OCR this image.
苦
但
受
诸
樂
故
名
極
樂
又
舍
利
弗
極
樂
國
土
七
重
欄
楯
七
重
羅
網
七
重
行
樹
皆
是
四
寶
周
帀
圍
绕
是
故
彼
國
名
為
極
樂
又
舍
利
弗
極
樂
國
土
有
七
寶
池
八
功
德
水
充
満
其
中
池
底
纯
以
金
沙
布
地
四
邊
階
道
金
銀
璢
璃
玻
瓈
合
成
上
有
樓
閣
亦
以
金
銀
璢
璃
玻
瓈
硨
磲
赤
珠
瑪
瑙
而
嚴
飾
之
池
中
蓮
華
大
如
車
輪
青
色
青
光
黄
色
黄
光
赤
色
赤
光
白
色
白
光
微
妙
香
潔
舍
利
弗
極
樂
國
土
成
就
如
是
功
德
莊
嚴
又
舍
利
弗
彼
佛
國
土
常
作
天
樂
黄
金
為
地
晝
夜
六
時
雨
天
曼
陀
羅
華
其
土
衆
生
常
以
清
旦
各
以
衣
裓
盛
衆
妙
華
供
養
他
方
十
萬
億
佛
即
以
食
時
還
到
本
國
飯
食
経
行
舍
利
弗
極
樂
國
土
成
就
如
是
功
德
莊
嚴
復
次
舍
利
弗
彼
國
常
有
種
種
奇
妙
_ _ _ _
• [Problem statement] Restate each entry exactly, skipping none.

• [Exercise solution]
OCR this image.
苦
但
受
诸
樂
故
名
極
樂
又
舍
利
弗
極
樂
國
土
七
重
欄
楯
七
重
羅
網
七
重
行
樹
皆
是
四
寶
周
帀
圍
绕
是
故
彼
國
名
為
極
樂
又
舍
利
弗
極
樂
國
土
有
七
寶
池
八
功
德
水
充
満
其
中
池
底
纯
以
金
沙
布
地
四
邊
階
道
金
銀
璢
璃
玻
瓈
合
成
上
有
樓
閣
亦
以
金
銀
璢
璃
玻
瓈
硨
磲
赤
珠
瑪
瑙
而
嚴
飾
之
池
中
蓮
華
大
如
車
輪
青
色
青
光
黄
色
黄
光
赤
色
赤
光
白
色
白
光
微
妙
香
潔
舍
利
弗
極
樂
國
土
成
就
如
是
功
德
莊
嚴
又
舍
利
弗
彼
佛
國
土
常
作
天
樂
黄
金
為
地
晝
夜
六
時
雨
天
曼
陀
羅
華
其
土
衆
生
常
以
清
旦
各
以
衣
裓
盛
衆
妙
華
供
養
他
方
十
萬
億
佛
即
以
食
時
還
到
本
國
飯
食
経
行
舍
利
弗
極
樂
國
土
成
就
如
是
功
德
莊
嚴
復
次
舍
利
弗
彼
國
常
有
種
種
奇
妙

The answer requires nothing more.